§ TO BE DONE
Copy every line with the string "CRED" in it.

Lines of data:

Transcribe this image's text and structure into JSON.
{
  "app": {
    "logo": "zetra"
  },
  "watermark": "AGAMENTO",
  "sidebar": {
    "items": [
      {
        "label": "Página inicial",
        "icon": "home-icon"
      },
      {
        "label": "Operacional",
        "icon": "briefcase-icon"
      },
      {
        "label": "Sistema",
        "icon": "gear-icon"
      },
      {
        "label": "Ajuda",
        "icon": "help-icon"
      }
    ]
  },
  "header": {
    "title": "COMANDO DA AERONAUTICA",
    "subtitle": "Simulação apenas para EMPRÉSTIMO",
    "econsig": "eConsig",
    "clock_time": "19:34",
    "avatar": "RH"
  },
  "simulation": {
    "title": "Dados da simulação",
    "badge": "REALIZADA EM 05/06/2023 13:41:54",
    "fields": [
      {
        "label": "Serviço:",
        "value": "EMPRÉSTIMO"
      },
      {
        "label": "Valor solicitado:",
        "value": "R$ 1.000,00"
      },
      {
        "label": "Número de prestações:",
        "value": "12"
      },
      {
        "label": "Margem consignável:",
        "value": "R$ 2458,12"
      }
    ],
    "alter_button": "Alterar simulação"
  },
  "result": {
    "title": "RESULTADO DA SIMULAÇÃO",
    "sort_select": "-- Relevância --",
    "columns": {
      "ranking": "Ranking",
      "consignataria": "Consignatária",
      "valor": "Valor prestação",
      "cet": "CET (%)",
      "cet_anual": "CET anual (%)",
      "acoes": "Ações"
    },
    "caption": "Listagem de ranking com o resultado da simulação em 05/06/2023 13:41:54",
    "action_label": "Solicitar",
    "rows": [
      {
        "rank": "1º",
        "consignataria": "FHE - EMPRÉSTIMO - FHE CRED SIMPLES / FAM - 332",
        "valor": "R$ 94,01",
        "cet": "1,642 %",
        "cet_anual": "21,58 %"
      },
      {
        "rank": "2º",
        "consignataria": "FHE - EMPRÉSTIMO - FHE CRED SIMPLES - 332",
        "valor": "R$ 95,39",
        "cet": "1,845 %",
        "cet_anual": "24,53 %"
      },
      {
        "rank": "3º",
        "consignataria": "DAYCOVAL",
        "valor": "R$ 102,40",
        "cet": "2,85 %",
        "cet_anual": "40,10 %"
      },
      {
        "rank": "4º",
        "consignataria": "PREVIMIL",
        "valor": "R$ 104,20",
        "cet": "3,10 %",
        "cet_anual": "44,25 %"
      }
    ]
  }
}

§ EXERCISE ANSWER
        "consignataria": "FHE - EMPRÉSTIMO - FHE CRED SIMPLES / FAM - 332",
        "consignataria": "FHE - EMPRÉSTIMO - FHE CRED SIMPLES - 332",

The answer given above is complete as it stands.